[Data records]

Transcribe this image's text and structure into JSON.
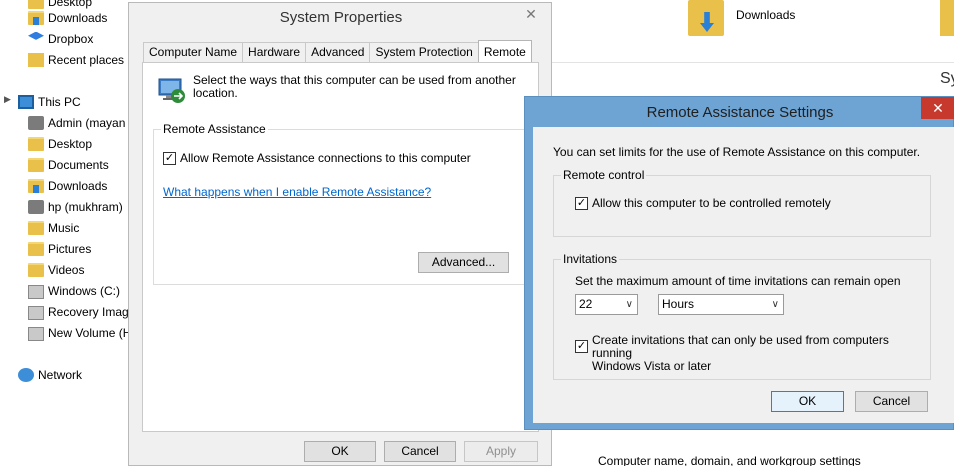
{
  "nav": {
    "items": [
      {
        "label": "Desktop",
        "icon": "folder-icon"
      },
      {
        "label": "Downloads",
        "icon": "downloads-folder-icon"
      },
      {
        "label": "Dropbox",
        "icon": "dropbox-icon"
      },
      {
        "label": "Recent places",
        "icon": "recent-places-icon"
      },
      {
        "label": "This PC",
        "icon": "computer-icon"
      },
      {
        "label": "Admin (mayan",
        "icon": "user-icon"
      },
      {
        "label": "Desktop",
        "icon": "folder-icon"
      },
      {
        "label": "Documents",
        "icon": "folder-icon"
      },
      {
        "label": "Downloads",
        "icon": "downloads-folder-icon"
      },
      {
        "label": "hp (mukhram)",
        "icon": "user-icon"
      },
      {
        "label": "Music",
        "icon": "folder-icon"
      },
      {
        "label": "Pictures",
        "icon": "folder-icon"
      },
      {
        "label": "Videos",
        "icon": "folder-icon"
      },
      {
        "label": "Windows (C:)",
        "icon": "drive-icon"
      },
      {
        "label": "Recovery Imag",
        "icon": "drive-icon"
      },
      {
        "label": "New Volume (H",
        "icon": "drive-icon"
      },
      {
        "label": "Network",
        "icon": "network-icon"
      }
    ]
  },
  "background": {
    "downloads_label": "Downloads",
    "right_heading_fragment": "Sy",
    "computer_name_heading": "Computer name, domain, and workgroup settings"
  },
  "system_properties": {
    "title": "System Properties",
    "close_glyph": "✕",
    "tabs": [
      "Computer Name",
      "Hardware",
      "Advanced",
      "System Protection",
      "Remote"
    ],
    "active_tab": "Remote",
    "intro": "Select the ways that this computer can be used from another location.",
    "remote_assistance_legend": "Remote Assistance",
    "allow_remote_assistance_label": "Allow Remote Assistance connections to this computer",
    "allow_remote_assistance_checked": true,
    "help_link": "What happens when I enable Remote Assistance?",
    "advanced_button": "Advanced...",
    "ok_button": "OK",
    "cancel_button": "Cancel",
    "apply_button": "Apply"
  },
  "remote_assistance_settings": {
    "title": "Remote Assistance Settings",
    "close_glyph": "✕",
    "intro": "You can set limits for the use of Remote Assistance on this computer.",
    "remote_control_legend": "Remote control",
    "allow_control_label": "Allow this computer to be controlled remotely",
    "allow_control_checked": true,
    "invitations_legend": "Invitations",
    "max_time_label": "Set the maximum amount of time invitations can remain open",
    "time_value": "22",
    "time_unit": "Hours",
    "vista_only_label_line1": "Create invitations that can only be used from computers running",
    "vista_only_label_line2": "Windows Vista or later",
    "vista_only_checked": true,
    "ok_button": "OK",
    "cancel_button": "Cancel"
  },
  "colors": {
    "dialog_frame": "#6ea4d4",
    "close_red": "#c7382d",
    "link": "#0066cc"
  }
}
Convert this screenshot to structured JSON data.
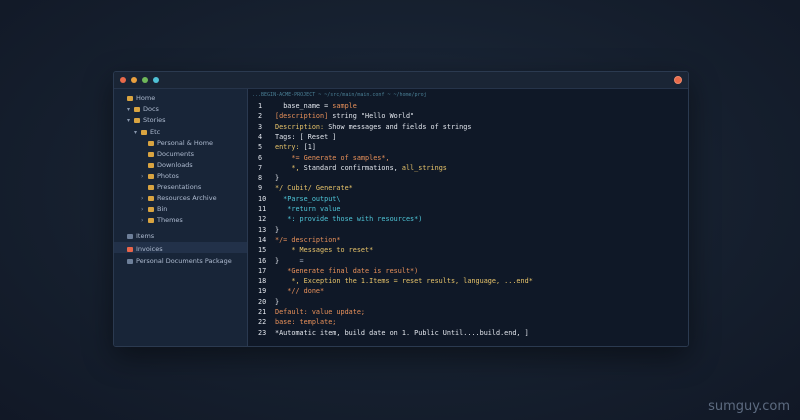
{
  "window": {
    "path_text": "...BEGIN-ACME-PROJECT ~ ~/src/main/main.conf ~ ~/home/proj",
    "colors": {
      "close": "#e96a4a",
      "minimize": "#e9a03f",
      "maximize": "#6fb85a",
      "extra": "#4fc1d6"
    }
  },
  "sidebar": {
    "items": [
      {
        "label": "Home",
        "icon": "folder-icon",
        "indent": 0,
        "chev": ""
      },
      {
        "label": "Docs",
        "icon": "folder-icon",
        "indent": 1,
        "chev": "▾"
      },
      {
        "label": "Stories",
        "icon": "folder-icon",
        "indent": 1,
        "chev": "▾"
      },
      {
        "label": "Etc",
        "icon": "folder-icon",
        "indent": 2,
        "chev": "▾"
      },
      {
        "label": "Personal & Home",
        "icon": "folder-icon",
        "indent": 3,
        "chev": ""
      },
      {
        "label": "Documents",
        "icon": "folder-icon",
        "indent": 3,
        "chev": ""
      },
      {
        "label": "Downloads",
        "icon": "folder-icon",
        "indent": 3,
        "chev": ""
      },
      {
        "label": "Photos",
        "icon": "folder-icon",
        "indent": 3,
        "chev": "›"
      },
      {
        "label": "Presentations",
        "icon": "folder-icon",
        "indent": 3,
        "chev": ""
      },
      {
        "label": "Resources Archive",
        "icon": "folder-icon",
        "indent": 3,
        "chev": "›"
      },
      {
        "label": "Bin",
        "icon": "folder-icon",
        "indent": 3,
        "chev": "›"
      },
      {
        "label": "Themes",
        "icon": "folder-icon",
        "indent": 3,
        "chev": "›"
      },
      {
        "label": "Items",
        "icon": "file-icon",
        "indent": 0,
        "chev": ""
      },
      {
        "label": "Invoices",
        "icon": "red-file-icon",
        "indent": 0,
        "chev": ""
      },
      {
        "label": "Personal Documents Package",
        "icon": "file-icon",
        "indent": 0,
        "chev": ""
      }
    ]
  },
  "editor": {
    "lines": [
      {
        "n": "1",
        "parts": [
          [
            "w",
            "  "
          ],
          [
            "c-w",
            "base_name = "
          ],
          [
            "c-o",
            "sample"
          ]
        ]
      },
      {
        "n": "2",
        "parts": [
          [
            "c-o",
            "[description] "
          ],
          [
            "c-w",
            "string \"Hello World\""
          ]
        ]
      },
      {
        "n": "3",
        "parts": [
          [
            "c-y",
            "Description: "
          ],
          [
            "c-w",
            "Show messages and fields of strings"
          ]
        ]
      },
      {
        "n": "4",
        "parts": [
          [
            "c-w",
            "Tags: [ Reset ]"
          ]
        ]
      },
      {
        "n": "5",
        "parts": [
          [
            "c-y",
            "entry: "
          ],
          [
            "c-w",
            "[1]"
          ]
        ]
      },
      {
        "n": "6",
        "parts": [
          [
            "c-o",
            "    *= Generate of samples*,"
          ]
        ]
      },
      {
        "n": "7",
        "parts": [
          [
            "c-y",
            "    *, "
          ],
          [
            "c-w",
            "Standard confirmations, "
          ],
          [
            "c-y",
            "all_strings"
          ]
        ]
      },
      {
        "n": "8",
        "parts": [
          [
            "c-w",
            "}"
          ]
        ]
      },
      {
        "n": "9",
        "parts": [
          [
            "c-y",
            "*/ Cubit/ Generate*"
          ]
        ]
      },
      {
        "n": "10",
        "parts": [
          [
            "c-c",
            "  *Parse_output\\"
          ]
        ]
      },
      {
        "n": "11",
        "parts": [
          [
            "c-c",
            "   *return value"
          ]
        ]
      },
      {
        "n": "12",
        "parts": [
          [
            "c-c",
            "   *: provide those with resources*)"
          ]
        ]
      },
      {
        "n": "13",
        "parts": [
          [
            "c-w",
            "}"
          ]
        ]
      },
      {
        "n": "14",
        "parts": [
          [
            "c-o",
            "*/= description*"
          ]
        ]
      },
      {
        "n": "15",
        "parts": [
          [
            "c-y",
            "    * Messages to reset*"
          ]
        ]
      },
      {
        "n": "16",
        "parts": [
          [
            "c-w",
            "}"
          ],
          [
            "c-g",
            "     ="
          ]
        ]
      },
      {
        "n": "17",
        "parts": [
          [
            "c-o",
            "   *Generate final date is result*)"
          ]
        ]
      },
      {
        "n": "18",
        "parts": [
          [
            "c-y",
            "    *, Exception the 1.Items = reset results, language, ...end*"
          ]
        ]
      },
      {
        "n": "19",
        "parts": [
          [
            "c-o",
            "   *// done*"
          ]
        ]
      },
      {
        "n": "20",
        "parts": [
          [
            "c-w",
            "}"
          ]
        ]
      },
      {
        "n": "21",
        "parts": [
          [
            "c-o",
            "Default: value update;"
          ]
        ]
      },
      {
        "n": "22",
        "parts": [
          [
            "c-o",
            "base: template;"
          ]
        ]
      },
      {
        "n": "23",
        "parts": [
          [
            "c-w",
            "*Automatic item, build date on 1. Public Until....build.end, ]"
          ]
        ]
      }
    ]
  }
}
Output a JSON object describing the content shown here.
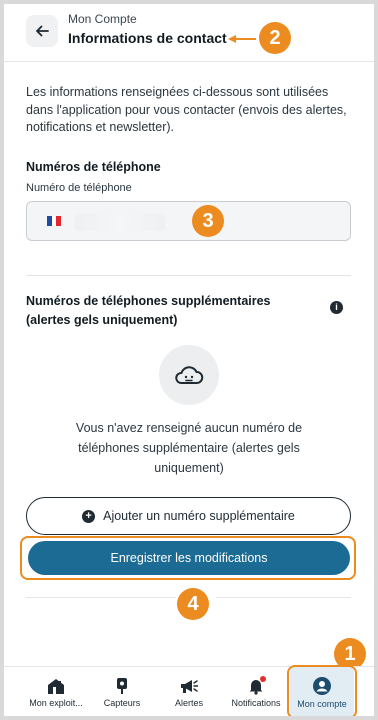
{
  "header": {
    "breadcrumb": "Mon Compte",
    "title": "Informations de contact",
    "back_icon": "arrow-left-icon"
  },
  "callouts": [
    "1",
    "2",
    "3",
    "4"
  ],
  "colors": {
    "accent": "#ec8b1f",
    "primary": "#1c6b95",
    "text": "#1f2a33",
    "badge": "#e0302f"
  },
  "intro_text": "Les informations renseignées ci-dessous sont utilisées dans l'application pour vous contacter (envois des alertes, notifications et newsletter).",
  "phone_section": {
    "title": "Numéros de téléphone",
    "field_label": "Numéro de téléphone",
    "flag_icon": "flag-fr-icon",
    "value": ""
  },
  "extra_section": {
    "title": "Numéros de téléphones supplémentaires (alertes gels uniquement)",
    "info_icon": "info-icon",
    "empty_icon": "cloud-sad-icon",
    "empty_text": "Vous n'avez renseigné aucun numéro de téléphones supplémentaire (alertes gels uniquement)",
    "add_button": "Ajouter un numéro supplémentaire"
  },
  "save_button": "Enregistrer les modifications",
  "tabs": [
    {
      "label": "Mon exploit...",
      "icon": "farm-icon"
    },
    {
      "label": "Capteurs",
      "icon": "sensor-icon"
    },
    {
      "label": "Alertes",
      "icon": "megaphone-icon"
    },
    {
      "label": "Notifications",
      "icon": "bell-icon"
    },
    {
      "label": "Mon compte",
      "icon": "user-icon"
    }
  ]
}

INSTRUCTIONS TO FOLLOW: Do not copy pictures. Restate exactly the lines from the one containing "Output a JSON" through the last line of the records.

SOLVED PROBLEM:
Output a JSON object describing the content shown here.
{
  "header": {
    "breadcrumb": "Mon Compte",
    "title": "Informations de contact",
    "back_icon": "arrow-left-icon"
  },
  "callouts": [
    "1",
    "2",
    "3",
    "4"
  ],
  "colors": {
    "accent": "#ec8b1f",
    "primary": "#1c6b95",
    "text": "#1f2a33",
    "badge": "#e0302f"
  },
  "intro_text": "Les informations renseignées ci-dessous sont utilisées dans l'application pour vous contacter (envois des alertes, notifications et newsletter).",
  "phone_section": {
    "title": "Numéros de téléphone",
    "field_label": "Numéro de téléphone",
    "flag_icon": "flag-fr-icon",
    "value": ""
  },
  "extra_section": {
    "title": "Numéros de téléphones supplémentaires (alertes gels uniquement)",
    "info_icon": "info-icon",
    "empty_icon": "cloud-sad-icon",
    "empty_text": "Vous n'avez renseigné aucun numéro de téléphones supplémentaire (alertes gels uniquement)",
    "add_button": "Ajouter un numéro supplémentaire"
  },
  "save_button": "Enregistrer les modifications",
  "tabs": [
    {
      "label": "Mon exploit...",
      "icon": "farm-icon"
    },
    {
      "label": "Capteurs",
      "icon": "sensor-icon"
    },
    {
      "label": "Alertes",
      "icon": "megaphone-icon"
    },
    {
      "label": "Notifications",
      "icon": "bell-icon"
    },
    {
      "label": "Mon compte",
      "icon": "user-icon"
    }
  ]
}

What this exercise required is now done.